Dataset excerpt:
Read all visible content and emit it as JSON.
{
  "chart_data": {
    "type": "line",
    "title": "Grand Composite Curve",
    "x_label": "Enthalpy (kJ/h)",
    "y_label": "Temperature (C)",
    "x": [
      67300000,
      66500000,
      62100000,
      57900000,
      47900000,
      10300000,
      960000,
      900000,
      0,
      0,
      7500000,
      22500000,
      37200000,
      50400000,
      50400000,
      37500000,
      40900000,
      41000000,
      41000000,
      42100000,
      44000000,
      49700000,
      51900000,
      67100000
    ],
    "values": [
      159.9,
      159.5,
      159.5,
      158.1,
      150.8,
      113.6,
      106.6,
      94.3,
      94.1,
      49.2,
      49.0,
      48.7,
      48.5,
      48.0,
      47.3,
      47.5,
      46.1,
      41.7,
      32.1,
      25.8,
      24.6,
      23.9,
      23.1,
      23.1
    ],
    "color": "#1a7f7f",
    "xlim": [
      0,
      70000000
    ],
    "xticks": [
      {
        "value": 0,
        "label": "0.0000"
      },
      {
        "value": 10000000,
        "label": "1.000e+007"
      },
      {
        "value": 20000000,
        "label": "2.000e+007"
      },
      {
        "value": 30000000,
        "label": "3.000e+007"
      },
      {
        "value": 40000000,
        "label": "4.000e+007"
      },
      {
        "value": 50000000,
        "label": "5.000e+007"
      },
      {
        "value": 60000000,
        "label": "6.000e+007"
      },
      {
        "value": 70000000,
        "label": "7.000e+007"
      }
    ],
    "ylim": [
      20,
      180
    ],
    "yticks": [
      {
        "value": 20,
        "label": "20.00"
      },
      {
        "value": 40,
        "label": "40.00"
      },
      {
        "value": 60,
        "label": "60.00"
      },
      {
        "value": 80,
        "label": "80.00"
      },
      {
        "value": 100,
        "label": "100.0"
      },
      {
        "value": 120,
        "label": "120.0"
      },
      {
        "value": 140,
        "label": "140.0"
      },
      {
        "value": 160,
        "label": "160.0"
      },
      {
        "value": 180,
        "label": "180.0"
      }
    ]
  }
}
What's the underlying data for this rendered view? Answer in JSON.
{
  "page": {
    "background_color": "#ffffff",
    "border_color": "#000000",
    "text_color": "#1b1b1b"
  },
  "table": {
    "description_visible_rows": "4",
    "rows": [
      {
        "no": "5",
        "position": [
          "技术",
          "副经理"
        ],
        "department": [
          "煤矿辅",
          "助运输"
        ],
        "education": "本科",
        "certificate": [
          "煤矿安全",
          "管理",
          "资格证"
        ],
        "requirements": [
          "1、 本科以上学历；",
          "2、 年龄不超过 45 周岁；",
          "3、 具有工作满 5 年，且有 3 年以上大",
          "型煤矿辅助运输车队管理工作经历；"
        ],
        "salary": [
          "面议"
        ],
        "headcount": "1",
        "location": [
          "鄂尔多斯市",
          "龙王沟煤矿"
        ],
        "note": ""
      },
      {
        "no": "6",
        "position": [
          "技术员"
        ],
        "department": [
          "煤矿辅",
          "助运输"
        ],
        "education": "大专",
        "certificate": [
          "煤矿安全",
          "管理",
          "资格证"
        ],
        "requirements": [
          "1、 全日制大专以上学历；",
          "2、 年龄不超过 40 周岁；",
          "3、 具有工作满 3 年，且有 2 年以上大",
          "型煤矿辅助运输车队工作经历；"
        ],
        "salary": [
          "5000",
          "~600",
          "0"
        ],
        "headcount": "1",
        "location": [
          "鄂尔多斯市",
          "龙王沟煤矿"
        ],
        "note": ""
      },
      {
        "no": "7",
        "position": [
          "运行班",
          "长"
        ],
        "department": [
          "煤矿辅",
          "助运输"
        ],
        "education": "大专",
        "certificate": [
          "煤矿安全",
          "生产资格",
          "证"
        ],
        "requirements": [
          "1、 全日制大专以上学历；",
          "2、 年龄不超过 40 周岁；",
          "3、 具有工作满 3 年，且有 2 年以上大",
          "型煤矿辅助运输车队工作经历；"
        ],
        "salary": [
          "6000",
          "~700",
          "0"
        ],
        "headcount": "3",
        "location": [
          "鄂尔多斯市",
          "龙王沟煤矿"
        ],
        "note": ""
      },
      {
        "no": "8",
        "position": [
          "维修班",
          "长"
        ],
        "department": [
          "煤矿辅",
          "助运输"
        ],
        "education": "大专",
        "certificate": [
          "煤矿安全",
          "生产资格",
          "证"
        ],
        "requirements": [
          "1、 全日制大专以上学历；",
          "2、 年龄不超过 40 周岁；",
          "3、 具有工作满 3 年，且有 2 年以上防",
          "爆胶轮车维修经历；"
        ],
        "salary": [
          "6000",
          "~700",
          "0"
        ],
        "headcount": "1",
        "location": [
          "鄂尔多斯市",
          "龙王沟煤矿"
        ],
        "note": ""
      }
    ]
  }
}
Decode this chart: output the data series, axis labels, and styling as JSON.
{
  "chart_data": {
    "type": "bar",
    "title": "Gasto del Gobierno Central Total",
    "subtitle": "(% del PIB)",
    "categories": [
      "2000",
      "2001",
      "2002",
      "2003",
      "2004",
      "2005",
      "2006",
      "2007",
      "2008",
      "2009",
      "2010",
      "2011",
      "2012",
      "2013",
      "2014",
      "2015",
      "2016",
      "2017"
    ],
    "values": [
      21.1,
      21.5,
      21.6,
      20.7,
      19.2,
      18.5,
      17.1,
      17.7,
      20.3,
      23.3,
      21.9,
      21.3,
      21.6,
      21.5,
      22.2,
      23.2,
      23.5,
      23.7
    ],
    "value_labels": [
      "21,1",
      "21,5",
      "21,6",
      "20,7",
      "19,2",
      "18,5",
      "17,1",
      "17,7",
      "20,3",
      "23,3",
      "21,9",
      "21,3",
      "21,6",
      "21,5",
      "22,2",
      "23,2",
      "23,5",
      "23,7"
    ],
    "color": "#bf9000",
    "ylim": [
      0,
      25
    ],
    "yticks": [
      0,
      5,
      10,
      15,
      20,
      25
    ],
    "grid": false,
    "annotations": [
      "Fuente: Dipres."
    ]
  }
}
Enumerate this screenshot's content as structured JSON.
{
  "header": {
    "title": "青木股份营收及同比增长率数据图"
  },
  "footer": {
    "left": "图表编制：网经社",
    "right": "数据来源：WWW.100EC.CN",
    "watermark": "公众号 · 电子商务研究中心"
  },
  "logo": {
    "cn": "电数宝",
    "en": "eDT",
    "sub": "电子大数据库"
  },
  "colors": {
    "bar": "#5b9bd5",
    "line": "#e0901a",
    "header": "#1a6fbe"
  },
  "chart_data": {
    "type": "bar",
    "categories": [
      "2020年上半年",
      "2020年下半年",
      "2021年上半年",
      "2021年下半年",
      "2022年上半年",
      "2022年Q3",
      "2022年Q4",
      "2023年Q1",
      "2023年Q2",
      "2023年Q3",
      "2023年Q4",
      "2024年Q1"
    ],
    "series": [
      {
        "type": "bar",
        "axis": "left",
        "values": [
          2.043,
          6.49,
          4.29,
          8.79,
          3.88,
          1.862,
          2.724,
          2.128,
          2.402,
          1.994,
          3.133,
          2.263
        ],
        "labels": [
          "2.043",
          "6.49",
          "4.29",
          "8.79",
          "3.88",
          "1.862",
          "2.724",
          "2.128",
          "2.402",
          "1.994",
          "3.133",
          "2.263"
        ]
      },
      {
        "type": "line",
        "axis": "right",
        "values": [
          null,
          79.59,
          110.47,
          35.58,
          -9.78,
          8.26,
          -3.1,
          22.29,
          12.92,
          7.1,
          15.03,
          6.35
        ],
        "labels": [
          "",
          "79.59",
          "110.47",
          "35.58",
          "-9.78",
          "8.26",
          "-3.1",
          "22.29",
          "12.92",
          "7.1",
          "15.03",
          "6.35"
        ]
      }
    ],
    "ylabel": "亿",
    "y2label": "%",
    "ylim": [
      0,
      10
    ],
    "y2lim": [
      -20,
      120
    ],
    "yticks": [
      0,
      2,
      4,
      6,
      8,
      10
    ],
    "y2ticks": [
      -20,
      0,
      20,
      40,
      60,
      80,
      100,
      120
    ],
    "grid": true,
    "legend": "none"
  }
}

Instructions to follow
Which lines of the data above contain "this"? Copy each one.

Expected output
What's the underlying data for this rendered view? Answer in JSON.
Decode this chart: output the data series, axis labels, and styling as JSON.
Enumerate this screenshot's content as structured JSON.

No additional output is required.